-- INSTRUCTIONS FOR THE TASK --
Exactly as they appear, output all of the entries.

====== INPUT ROWS ======

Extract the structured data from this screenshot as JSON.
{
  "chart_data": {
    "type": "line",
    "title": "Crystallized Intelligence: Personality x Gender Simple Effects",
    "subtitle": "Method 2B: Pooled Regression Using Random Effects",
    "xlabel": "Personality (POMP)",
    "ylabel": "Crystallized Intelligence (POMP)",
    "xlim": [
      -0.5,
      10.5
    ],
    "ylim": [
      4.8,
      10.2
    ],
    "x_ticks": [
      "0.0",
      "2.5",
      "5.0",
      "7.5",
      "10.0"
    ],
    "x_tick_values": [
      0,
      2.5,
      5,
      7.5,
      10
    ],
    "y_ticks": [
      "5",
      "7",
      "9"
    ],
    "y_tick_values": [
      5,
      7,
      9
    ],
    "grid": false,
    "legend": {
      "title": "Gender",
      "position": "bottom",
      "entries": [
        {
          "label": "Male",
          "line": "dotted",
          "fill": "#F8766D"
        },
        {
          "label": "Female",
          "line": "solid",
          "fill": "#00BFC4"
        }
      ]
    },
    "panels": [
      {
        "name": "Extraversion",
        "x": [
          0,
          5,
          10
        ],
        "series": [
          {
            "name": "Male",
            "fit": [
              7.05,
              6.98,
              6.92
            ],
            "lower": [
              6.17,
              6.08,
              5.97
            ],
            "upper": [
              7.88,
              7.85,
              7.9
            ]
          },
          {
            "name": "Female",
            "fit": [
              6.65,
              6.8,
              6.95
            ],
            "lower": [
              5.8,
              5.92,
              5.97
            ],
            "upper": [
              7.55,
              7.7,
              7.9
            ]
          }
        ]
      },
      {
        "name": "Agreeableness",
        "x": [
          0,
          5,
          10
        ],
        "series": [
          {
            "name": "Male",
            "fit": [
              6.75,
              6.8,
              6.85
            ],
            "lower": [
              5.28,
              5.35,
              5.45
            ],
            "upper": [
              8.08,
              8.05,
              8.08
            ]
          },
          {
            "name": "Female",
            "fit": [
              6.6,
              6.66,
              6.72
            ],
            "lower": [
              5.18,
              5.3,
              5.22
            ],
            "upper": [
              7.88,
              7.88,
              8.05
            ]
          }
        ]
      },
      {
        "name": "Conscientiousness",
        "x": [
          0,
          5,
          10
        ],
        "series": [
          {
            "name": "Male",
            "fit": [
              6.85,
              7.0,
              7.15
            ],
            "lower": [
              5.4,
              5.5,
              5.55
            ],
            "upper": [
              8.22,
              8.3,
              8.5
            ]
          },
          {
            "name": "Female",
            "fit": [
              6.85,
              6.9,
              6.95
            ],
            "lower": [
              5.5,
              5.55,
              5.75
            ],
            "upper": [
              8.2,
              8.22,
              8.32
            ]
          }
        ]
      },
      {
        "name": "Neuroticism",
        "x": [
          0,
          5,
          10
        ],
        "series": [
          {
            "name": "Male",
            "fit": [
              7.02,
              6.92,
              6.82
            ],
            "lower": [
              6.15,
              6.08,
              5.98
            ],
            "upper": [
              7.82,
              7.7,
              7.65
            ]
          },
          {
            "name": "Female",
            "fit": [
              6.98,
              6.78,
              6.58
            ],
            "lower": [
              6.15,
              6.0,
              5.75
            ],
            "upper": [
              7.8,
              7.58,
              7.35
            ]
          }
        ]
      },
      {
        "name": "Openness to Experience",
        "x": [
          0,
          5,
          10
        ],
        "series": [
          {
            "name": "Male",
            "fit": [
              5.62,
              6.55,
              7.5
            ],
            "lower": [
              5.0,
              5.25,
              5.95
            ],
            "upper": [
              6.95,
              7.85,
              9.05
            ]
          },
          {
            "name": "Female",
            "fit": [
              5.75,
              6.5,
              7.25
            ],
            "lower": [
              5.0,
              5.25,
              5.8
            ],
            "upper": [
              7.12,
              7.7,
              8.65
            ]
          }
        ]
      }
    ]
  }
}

======

-- RESPONSE FOR THIS EXERCISE --
Extract the structured data from this screenshot as JSON.
{
  "chart_data": {
    "type": "line",
    "title": "Crystallized Intelligence: Personality x Gender Simple Effects",
    "subtitle": "Method 2B: Pooled Regression Using Random Effects",
    "xlabel": "Personality (POMP)",
    "ylabel": "Crystallized Intelligence (POMP)",
    "xlim": [
      -0.5,
      10.5
    ],
    "ylim": [
      4.8,
      10.2
    ],
    "x_ticks": [
      "0.0",
      "2.5",
      "5.0",
      "7.5",
      "10.0"
    ],
    "x_tick_values": [
      0,
      2.5,
      5,
      7.5,
      10
    ],
    "y_ticks": [
      "5",
      "7",
      "9"
    ],
    "y_tick_values": [
      5,
      7,
      9
    ],
    "grid": false,
    "legend": {
      "title": "Gender",
      "position": "bottom",
      "entries": [
        {
          "label": "Male",
          "line": "dotted",
          "fill": "#F8766D"
        },
        {
          "label": "Female",
          "line": "solid",
          "fill": "#00BFC4"
        }
      ]
    },
    "panels": [
      {
        "name": "Extraversion",
        "x": [
          0,
          5,
          10
        ],
        "series": [
          {
            "name": "Male",
            "fit": [
              7.05,
              6.98,
              6.92
            ],
            "lower": [
              6.17,
              6.08,
              5.97
            ],
            "upper": [
              7.88,
              7.85,
              7.9
            ]
          },
          {
            "name": "Female",
            "fit": [
              6.65,
              6.8,
              6.95
            ],
            "lower": [
              5.8,
              5.92,
              5.97
            ],
            "upper": [
              7.55,
              7.7,
              7.9
            ]
          }
        ]
      },
      {
        "name": "Agreeableness",
        "x": [
          0,
          5,
          10
        ],
        "series": [
          {
            "name": "Male",
            "fit": [
              6.75,
              6.8,
              6.85
            ],
            "lower": [
              5.28,
              5.35,
              5.45
            ],
            "upper": [
              8.08,
              8.05,
              8.08
            ]
          },
          {
            "name": "Female",
            "fit": [
              6.6,
              6.66,
              6.72
            ],
            "lower": [
              5.18,
              5.3,
              5.22
            ],
            "upper": [
              7.88,
              7.88,
              8.05
            ]
          }
        ]
      },
      {
        "name": "Conscientiousness",
        "x": [
          0,
          5,
          10
        ],
        "series": [
          {
            "name": "Male",
            "fit": [
              6.85,
              7.0,
              7.15
            ],
            "lower": [
              5.4,
              5.5,
              5.55
            ],
            "upper": [
              8.22,
              8.3,
              8.5
            ]
          },
          {
            "name": "Female",
            "fit": [
              6.85,
              6.9,
              6.95
            ],
            "lower": [
              5.5,
              5.55,
              5.75
            ],
            "upper": [
              8.2,
              8.22,
              8.32
            ]
          }
        ]
      },
      {
        "name": "Neuroticism",
        "x": [
          0,
          5,
          10
        ],
        "series": [
          {
            "name": "Male",
            "fit": [
              7.02,
              6.92,
              6.82
            ],
            "lower": [
              6.15,
              6.08,
              5.98
            ],
            "upper": [
              7.82,
              7.7,
              7.65
            ]
          },
          {
            "name": "Female",
            "fit": [
              6.98,
              6.78,
              6.58
            ],
            "lower": [
              6.15,
              6.0,
              5.75
            ],
            "upper": [
              7.8,
              7.58,
              7.35
            ]
          }
        ]
      },
      {
        "name": "Openness to Experience",
        "x": [
          0,
          5,
          10
        ],
        "series": [
          {
            "name": "Male",
            "fit": [
              5.62,
              6.55,
              7.5
            ],
            "lower": [
              5.0,
              5.25,
              5.95
            ],
            "upper": [
              6.95,
              7.85,
              9.05
            ]
          },
          {
            "name": "Female",
            "fit": [
              5.75,
              6.5,
              7.25
            ],
            "lower": [
              5.0,
              5.25,
              5.8
            ],
            "upper": [
              7.12,
              7.7,
              8.65
            ]
          }
        ]
      }
    ]
  }
}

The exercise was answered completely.